■ PROBLEM
Retype the listing that follows, word for word.
══ ROWS
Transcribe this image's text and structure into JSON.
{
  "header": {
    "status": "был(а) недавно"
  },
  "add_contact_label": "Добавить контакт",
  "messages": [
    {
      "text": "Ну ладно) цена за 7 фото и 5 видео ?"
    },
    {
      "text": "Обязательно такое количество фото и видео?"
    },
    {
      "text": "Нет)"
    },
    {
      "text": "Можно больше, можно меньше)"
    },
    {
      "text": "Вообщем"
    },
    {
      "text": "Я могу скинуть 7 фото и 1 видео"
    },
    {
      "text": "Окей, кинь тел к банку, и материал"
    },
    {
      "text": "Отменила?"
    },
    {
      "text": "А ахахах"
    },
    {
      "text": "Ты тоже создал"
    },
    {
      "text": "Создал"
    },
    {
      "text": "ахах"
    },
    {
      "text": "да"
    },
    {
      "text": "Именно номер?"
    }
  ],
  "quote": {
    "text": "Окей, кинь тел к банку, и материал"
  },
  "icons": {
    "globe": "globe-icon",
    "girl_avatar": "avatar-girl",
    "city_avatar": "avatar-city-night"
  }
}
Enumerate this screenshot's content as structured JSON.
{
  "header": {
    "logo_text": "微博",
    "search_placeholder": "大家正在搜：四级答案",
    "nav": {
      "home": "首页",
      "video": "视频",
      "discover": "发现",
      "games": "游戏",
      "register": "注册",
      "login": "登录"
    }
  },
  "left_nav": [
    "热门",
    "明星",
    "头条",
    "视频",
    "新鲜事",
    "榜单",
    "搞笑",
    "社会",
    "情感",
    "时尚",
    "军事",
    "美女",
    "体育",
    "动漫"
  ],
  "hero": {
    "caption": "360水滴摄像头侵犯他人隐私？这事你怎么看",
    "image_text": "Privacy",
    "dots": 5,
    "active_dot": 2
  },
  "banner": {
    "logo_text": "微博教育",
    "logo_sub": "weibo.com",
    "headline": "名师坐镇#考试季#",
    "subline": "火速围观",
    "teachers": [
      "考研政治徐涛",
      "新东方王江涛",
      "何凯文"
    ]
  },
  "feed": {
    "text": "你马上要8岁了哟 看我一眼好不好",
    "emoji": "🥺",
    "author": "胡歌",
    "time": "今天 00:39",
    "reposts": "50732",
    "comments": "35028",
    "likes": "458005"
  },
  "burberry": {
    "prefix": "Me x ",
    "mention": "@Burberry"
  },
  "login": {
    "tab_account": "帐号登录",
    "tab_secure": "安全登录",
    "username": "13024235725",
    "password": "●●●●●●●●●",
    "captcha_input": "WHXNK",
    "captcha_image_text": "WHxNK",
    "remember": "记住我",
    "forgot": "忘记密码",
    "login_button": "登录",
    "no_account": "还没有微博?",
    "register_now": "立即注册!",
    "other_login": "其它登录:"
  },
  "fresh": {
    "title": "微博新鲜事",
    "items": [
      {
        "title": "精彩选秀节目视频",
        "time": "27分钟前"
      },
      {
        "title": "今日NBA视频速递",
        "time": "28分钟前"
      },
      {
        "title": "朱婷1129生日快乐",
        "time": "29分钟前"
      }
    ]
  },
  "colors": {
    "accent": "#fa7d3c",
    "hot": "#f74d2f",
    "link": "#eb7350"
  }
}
════
■ TASK RESPONSE
Transcribe this image's text and structure into JSON.
{
  "header": {
    "status": "был(а) недавно"
  },
  "add_contact_label": "Добавить контакт",
  "messages": [
    {
      "text": "Ну ладно) цена за 7 фото и 5 видео ?"
    },
    {
      "text": "Обязательно такое количество фото и видео?"
    },
    {
      "text": "Нет)"
    },
    {
      "text": "Можно больше, можно меньше)"
    },
    {
      "text": "Вообщем"
    },
    {
      "text": "Я могу скинуть 7 фото и 1 видео"
    },
    {
      "text": "Окей, кинь тел к банку, и материал"
    },
    {
      "text": "Отменила?"
    },
    {
      "text": "А ахахах"
    },
    {
      "text": "Ты тоже создал"
    },
    {
      "text": "Создал"
    },
    {
      "text": "ахах"
    },
    {
      "text": "да"
    },
    {
      "text": "Именно номер?"
    }
  ],
  "quote": {
    "text": "Окей, кинь тел к банку, и материал"
  },
  "icons": {
    "globe": "globe-icon",
    "girl_avatar": "avatar-girl",
    "city_avatar": "avatar-city-night"
  }
}
Enumerate this screenshot's content as structured JSON.
{
  "header": {
    "logo_text": "微博",
    "search_placeholder": "大家正在搜：四级答案",
    "nav": {
      "home": "首页",
      "video": "视频",
      "discover": "发现",
      "games": "游戏",
      "register": "注册",
      "login": "登录"
    }
  },
  "left_nav": [
    "热门",
    "明星",
    "头条",
    "视频",
    "新鲜事",
    "榜单",
    "搞笑",
    "社会",
    "情感",
    "时尚",
    "军事",
    "美女",
    "体育",
    "动漫"
  ],
  "hero": {
    "caption": "360水滴摄像头侵犯他人隐私？这事你怎么看",
    "image_text": "Privacy",
    "dots": 5,
    "active_dot": 2
  },
  "banner": {
    "logo_text": "微博教育",
    "logo_sub": "weibo.com",
    "headline": "名师坐镇#考试季#",
    "subline": "火速围观",
    "teachers": [
      "考研政治徐涛",
      "新东方王江涛",
      "何凯文"
    ]
  },
  "feed": {
    "text": "你马上要8岁了哟 看我一眼好不好",
    "emoji": "🥺",
    "author": "胡歌",
    "time": "今天 00:39",
    "reposts": "50732",
    "comments": "35028",
    "likes": "458005"
  },
  "burberry": {
    "prefix": "Me x ",
    "mention": "@Burberry"
  },
  "login": {
    "tab_account": "帐号登录",
    "tab_secure": "安全登录",
    "username": "13024235725",
    "password": "●●●●●●●●●",
    "captcha_input": "WHXNK",
    "captcha_image_text": "WHxNK",
    "remember": "记住我",
    "forgot": "忘记密码",
    "login_button": "登录",
    "no_account": "还没有微博?",
    "register_now": "立即注册!",
    "other_login": "其它登录:"
  },
  "fresh": {
    "title": "微博新鲜事",
    "items": [
      {
        "title": "精彩选秀节目视频",
        "time": "27分钟前"
      },
      {
        "title": "今日NBA视频速递",
        "time": "28分钟前"
      },
      {
        "title": "朱婷1129生日快乐",
        "time": "29分钟前"
      }
    ]
  },
  "colors": {
    "accent": "#fa7d3c",
    "hot": "#f74d2f",
    "link": "#eb7350"
  }
}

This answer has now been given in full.